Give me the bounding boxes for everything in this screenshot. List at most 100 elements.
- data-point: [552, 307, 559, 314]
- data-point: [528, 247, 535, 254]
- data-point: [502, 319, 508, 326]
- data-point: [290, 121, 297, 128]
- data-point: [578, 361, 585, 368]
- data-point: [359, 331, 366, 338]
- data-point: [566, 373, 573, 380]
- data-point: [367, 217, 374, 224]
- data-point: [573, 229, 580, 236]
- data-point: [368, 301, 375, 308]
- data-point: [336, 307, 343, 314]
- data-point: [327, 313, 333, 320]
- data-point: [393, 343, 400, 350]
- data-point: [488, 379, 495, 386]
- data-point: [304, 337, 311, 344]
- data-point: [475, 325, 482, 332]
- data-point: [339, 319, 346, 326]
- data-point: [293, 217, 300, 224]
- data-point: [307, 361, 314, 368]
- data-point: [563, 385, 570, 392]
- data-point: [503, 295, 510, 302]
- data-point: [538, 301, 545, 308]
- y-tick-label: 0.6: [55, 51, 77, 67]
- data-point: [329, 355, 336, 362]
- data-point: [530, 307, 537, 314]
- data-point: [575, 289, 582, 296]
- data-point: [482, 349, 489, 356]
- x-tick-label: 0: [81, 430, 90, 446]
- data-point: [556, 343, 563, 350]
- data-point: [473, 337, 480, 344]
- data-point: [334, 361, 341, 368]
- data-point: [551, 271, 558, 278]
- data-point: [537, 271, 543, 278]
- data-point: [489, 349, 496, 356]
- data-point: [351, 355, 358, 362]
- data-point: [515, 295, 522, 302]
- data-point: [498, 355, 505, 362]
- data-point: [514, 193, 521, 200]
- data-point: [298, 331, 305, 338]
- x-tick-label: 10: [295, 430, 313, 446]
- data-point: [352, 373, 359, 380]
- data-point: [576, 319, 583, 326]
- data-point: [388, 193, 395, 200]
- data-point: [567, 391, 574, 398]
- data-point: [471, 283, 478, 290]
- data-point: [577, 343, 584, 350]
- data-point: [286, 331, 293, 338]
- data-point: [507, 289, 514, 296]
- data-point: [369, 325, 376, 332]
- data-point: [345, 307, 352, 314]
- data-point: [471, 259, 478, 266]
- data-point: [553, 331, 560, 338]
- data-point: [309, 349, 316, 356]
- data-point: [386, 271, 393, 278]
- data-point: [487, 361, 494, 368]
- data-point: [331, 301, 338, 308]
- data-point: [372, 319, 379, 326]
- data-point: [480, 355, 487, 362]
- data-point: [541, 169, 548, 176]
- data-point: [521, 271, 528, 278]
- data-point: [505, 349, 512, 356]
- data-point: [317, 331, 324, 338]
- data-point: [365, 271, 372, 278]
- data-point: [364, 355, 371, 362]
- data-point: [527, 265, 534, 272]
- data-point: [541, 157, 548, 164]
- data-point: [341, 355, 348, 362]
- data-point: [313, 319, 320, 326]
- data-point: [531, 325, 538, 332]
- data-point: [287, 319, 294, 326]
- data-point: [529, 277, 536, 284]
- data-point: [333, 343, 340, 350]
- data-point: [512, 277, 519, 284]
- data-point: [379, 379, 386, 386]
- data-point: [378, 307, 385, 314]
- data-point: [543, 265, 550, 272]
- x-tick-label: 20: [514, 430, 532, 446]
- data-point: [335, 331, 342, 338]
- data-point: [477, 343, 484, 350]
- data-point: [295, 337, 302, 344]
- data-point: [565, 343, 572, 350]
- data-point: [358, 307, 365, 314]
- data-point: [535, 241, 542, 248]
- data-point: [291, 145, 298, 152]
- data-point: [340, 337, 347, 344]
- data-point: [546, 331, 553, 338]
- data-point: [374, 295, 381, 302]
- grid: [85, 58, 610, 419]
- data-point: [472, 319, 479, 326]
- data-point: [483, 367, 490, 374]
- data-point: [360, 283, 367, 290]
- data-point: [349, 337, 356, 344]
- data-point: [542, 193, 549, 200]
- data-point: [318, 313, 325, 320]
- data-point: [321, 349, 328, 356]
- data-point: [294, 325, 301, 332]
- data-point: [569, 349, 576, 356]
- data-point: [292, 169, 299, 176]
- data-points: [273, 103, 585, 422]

────

Rewrite the material with every "x-tick-label" renamed to "x-axis-label", leaving everything else unchanged.

**Correct response**
Give me the bounding boxes for everything in this screenshot. List at most 100 elements.
- data-point: [552, 307, 559, 314]
- data-point: [528, 247, 535, 254]
- data-point: [502, 319, 508, 326]
- data-point: [290, 121, 297, 128]
- data-point: [578, 361, 585, 368]
- data-point: [359, 331, 366, 338]
- data-point: [566, 373, 573, 380]
- data-point: [367, 217, 374, 224]
- data-point: [573, 229, 580, 236]
- data-point: [368, 301, 375, 308]
- data-point: [336, 307, 343, 314]
- data-point: [327, 313, 333, 320]
- data-point: [393, 343, 400, 350]
- data-point: [488, 379, 495, 386]
- data-point: [304, 337, 311, 344]
- data-point: [475, 325, 482, 332]
- data-point: [339, 319, 346, 326]
- data-point: [293, 217, 300, 224]
- data-point: [307, 361, 314, 368]
- data-point: [563, 385, 570, 392]
- data-point: [503, 295, 510, 302]
- data-point: [538, 301, 545, 308]
- y-tick-label: 0.6: [55, 51, 77, 67]
- data-point: [329, 355, 336, 362]
- data-point: [530, 307, 537, 314]
- data-point: [575, 289, 582, 296]
- data-point: [482, 349, 489, 356]
- x-axis-label: 0: [81, 430, 90, 446]
- data-point: [556, 343, 563, 350]
- data-point: [473, 337, 480, 344]
- data-point: [334, 361, 341, 368]
- data-point: [551, 271, 558, 278]
- data-point: [537, 271, 543, 278]
- data-point: [489, 349, 496, 356]
- data-point: [351, 355, 358, 362]
- data-point: [515, 295, 522, 302]
- data-point: [498, 355, 505, 362]
- data-point: [514, 193, 521, 200]
- data-point: [298, 331, 305, 338]
- x-axis-label: 10: [295, 430, 313, 446]
- data-point: [352, 373, 359, 380]
- data-point: [576, 319, 583, 326]
- data-point: [388, 193, 395, 200]
- data-point: [567, 391, 574, 398]
- data-point: [471, 283, 478, 290]
- data-point: [577, 343, 584, 350]
- data-point: [286, 331, 293, 338]
- data-point: [507, 289, 514, 296]
- data-point: [369, 325, 376, 332]
- data-point: [345, 307, 352, 314]
- data-point: [471, 259, 478, 266]
- data-point: [553, 331, 560, 338]
- data-point: [309, 349, 316, 356]
- data-point: [386, 271, 393, 278]
- data-point: [487, 361, 494, 368]
- data-point: [331, 301, 338, 308]
- data-point: [372, 319, 379, 326]
- data-point: [480, 355, 487, 362]
- data-point: [541, 169, 548, 176]
- data-point: [521, 271, 528, 278]
- data-point: [505, 349, 512, 356]
- data-point: [317, 331, 324, 338]
- data-point: [365, 271, 372, 278]
- data-point: [364, 355, 371, 362]
- data-point: [527, 265, 534, 272]
- data-point: [541, 157, 548, 164]
- data-point: [341, 355, 348, 362]
- data-point: [313, 319, 320, 326]
- data-point: [531, 325, 538, 332]
- data-point: [287, 319, 294, 326]
- data-point: [529, 277, 536, 284]
- data-point: [333, 343, 340, 350]
- data-point: [512, 277, 519, 284]
- data-point: [379, 379, 386, 386]
- data-point: [378, 307, 385, 314]
- data-point: [543, 265, 550, 272]
- x-axis-label: 20: [514, 430, 532, 446]
- data-point: [335, 331, 342, 338]
- data-point: [477, 343, 484, 350]
- data-point: [295, 337, 302, 344]
- data-point: [565, 343, 572, 350]
- data-point: [358, 307, 365, 314]
- data-point: [535, 241, 542, 248]
- data-point: [291, 145, 298, 152]
- data-point: [340, 337, 347, 344]
- data-point: [546, 331, 553, 338]
- data-point: [374, 295, 381, 302]
- grid: [85, 58, 610, 419]
- data-point: [472, 319, 479, 326]
- data-point: [483, 367, 490, 374]
- data-point: [360, 283, 367, 290]
- data-point: [349, 337, 356, 344]
- data-point: [542, 193, 549, 200]
- data-point: [318, 313, 325, 320]
- data-point: [321, 349, 328, 356]
- data-point: [294, 325, 301, 332]
- data-point: [569, 349, 576, 356]
- data-point: [292, 169, 299, 176]
- data-points: [273, 103, 585, 422]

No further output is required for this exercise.